» **Exercise objective**: List each line in which the string "JSON" appears.

[Items from a data source]
※ ※ ※

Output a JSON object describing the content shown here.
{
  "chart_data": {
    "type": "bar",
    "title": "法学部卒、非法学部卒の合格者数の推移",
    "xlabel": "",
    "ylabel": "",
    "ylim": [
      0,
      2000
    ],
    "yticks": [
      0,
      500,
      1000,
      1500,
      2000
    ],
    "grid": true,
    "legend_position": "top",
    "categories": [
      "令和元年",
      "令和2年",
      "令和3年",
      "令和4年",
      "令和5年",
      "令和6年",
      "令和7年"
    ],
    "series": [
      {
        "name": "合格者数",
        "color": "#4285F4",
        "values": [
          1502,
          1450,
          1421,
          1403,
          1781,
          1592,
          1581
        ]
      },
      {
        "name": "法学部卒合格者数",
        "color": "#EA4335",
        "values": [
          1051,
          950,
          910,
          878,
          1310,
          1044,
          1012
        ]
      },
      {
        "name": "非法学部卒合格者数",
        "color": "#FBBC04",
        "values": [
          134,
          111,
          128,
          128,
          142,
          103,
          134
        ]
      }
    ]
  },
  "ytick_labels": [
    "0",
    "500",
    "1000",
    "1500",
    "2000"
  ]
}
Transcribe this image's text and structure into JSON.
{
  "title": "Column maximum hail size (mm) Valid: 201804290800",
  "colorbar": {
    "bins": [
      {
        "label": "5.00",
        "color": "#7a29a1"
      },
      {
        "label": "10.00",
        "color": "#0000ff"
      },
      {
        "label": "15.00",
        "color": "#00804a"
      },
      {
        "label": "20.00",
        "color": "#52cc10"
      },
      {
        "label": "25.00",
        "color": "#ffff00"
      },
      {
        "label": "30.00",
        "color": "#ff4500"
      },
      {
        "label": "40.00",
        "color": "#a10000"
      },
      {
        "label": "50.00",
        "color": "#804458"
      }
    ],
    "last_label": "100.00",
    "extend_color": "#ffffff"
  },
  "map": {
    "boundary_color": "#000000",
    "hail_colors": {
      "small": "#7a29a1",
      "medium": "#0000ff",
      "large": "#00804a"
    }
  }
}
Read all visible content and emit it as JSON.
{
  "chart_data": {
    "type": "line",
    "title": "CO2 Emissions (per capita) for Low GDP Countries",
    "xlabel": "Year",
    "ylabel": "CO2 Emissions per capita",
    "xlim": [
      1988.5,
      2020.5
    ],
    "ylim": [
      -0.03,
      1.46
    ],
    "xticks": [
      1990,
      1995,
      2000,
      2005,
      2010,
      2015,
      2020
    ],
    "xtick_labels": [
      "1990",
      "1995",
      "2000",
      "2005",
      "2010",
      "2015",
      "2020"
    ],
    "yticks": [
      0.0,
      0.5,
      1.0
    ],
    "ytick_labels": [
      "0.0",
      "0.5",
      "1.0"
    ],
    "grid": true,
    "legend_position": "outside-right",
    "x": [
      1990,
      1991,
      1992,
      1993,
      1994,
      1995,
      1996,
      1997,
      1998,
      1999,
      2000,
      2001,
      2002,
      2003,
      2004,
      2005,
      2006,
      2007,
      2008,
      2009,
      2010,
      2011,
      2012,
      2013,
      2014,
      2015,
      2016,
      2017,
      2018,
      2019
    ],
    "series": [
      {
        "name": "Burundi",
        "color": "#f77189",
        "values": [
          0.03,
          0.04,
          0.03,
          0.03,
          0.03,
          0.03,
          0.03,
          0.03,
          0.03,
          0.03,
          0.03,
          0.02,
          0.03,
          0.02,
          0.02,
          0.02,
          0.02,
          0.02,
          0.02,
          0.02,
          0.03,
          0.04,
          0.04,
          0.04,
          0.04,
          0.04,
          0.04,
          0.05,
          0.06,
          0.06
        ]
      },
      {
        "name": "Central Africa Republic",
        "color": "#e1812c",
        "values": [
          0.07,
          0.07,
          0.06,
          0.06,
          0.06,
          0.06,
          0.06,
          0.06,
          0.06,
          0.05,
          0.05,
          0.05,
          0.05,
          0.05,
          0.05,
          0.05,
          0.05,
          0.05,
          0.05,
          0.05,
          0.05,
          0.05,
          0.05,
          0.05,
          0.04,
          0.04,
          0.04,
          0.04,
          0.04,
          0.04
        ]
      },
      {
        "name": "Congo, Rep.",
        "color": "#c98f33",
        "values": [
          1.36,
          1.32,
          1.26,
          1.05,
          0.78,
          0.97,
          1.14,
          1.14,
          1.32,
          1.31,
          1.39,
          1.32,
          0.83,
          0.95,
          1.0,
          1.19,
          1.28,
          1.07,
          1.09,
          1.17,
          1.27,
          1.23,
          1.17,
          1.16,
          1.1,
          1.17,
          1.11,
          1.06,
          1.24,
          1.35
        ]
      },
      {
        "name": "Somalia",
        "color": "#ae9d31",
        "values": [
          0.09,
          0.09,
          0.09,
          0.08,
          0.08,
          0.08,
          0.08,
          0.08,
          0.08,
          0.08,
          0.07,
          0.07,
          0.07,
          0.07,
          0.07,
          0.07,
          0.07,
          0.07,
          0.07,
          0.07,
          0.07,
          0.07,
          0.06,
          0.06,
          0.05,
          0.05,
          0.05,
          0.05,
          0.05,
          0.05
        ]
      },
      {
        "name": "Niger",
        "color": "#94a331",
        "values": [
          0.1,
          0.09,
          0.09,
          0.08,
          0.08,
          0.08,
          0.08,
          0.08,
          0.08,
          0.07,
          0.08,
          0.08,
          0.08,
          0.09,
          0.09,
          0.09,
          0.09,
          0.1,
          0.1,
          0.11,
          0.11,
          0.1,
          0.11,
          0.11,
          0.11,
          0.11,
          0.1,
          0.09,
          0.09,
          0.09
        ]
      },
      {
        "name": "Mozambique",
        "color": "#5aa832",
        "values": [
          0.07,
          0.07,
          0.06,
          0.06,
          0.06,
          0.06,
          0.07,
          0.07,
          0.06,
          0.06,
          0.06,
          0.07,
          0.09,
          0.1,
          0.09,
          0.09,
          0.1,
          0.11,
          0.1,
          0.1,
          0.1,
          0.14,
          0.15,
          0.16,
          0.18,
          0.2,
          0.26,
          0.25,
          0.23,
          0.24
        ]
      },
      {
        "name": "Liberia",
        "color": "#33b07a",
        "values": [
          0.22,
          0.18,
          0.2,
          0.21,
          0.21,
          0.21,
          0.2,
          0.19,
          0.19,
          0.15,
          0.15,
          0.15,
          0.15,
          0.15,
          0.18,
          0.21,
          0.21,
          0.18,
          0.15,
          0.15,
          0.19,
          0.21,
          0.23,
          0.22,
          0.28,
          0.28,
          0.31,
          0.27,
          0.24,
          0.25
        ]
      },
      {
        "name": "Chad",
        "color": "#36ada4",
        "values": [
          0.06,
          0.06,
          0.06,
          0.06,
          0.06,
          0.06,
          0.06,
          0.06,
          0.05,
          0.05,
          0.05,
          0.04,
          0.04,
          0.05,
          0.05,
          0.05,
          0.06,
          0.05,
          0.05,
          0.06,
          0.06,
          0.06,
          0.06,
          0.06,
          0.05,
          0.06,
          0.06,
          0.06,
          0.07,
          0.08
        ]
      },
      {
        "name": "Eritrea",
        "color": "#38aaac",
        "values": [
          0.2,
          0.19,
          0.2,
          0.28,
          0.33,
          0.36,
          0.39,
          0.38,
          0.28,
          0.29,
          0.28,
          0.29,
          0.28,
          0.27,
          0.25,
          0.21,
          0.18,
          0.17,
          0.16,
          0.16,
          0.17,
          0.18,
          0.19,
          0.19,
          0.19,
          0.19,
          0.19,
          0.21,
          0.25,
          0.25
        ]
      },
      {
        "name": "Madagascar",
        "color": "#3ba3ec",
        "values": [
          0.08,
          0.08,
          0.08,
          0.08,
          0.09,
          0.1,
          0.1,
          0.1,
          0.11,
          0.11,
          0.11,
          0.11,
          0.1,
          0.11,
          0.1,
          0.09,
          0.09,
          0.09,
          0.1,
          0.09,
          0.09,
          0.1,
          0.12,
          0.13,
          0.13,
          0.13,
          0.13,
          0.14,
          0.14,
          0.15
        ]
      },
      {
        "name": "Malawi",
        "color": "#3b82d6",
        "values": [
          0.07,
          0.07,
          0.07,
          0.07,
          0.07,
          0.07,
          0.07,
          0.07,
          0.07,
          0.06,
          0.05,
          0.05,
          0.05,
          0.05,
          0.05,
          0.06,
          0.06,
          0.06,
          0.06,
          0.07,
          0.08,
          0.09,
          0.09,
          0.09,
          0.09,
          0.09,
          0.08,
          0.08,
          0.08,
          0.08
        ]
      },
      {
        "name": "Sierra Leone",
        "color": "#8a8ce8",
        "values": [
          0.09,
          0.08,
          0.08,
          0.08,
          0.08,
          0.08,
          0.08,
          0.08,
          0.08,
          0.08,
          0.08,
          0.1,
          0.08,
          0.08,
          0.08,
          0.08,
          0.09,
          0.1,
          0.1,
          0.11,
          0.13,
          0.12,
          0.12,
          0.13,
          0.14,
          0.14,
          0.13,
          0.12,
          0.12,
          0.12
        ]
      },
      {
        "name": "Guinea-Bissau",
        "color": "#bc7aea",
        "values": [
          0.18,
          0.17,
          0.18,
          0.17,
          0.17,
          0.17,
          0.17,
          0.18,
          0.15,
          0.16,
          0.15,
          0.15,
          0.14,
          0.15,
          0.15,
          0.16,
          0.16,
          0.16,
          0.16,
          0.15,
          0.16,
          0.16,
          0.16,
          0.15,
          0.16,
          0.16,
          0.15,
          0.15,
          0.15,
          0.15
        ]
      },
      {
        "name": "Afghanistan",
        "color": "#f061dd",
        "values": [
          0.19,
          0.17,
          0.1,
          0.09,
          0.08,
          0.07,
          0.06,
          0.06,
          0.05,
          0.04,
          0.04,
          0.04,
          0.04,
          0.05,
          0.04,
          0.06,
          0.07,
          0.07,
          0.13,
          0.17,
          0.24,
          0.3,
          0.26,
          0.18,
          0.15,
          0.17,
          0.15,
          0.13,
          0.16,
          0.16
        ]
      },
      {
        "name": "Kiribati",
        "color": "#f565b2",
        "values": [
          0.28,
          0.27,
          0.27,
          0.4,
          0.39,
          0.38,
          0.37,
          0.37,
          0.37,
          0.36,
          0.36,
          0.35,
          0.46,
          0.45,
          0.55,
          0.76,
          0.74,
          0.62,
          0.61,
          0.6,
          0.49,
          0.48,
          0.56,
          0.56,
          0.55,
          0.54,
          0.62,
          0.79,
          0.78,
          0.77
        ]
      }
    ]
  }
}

※ ※ ※

» **Response to the exercise**:
Output a JSON object describing the content shown here.
Transcribe this image's text and structure into JSON.
Read all visible content and emit it as JSON.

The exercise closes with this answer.